EXERCISE OBJECTIVE:
Every record that follows must be returned word for word.

(Element data from apps and pages)

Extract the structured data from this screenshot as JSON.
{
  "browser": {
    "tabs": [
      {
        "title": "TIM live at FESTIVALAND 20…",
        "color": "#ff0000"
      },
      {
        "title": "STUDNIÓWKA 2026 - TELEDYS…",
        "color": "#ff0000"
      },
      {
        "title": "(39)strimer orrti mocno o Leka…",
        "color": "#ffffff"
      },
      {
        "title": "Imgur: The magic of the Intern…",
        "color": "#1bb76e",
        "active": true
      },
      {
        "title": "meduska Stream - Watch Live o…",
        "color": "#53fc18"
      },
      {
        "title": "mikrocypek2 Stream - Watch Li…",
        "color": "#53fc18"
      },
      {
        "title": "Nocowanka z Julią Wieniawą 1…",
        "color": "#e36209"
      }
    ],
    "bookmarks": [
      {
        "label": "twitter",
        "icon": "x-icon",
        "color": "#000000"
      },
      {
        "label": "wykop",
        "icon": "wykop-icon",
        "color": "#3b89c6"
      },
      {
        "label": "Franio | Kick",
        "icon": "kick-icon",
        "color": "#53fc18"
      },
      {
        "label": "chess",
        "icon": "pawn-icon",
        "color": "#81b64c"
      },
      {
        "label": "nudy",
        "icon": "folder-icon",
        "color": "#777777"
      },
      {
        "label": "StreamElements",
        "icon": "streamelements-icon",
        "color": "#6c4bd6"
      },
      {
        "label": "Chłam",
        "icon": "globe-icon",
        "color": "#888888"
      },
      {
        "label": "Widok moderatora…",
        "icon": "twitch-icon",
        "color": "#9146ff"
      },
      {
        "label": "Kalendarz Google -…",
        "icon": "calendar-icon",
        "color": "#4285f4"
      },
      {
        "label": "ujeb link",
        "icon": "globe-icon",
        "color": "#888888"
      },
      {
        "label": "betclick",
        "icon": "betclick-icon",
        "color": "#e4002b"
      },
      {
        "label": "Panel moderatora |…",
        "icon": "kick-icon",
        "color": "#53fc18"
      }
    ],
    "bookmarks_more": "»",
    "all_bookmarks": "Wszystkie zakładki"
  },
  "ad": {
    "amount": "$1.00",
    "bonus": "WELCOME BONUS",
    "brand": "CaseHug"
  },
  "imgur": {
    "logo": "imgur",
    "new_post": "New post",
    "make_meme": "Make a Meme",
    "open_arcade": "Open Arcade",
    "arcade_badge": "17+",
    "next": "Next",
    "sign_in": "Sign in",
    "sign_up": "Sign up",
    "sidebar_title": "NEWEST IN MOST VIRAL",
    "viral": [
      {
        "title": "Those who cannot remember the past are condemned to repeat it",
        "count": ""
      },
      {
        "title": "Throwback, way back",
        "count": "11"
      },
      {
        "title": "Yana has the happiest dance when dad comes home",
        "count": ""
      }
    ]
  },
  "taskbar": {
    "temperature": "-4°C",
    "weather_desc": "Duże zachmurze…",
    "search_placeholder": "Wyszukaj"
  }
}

WRITTEN RESPONSE:
Extract the structured data from this screenshot as JSON.
{
  "browser": {
    "tabs": [
      {
        "title": "TIM live at FESTIVALAND 20…",
        "color": "#ff0000"
      },
      {
        "title": "STUDNIÓWKA 2026 - TELEDYS…",
        "color": "#ff0000"
      },
      {
        "title": "(39)strimer orrti mocno o Leka…",
        "color": "#ffffff"
      },
      {
        "title": "Imgur: The magic of the Intern…",
        "color": "#1bb76e",
        "active": true
      },
      {
        "title": "meduska Stream - Watch Live o…",
        "color": "#53fc18"
      },
      {
        "title": "mikrocypek2 Stream - Watch Li…",
        "color": "#53fc18"
      },
      {
        "title": "Nocowanka z Julią Wieniawą 1…",
        "color": "#e36209"
      }
    ],
    "bookmarks": [
      {
        "label": "twitter",
        "icon": "x-icon",
        "color": "#000000"
      },
      {
        "label": "wykop",
        "icon": "wykop-icon",
        "color": "#3b89c6"
      },
      {
        "label": "Franio | Kick",
        "icon": "kick-icon",
        "color": "#53fc18"
      },
      {
        "label": "chess",
        "icon": "pawn-icon",
        "color": "#81b64c"
      },
      {
        "label": "nudy",
        "icon": "folder-icon",
        "color": "#777777"
      },
      {
        "label": "StreamElements",
        "icon": "streamelements-icon",
        "color": "#6c4bd6"
      },
      {
        "label": "Chłam",
        "icon": "globe-icon",
        "color": "#888888"
      },
      {
        "label": "Widok moderatora…",
        "icon": "twitch-icon",
        "color": "#9146ff"
      },
      {
        "label": "Kalendarz Google -…",
        "icon": "calendar-icon",
        "color": "#4285f4"
      },
      {
        "label": "ujeb link",
        "icon": "globe-icon",
        "color": "#888888"
      },
      {
        "label": "betclick",
        "icon": "betclick-icon",
        "color": "#e4002b"
      },
      {
        "label": "Panel moderatora |…",
        "icon": "kick-icon",
        "color": "#53fc18"
      }
    ],
    "bookmarks_more": "»",
    "all_bookmarks": "Wszystkie zakładki"
  },
  "ad": {
    "amount": "$1.00",
    "bonus": "WELCOME BONUS",
    "brand": "CaseHug"
  },
  "imgur": {
    "logo": "imgur",
    "new_post": "New post",
    "make_meme": "Make a Meme",
    "open_arcade": "Open Arcade",
    "arcade_badge": "17+",
    "next": "Next",
    "sign_in": "Sign in",
    "sign_up": "Sign up",
    "sidebar_title": "NEWEST IN MOST VIRAL",
    "viral": [
      {
        "title": "Those who cannot remember the past are condemned to repeat it",
        "count": ""
      },
      {
        "title": "Throwback, way back",
        "count": "11"
      },
      {
        "title": "Yana has the happiest dance when dad comes home",
        "count": ""
      }
    ]
  },
  "taskbar": {
    "temperature": "-4°C",
    "weather_desc": "Duże zachmurze…",
    "search_placeholder": "Wyszukaj"
  }
}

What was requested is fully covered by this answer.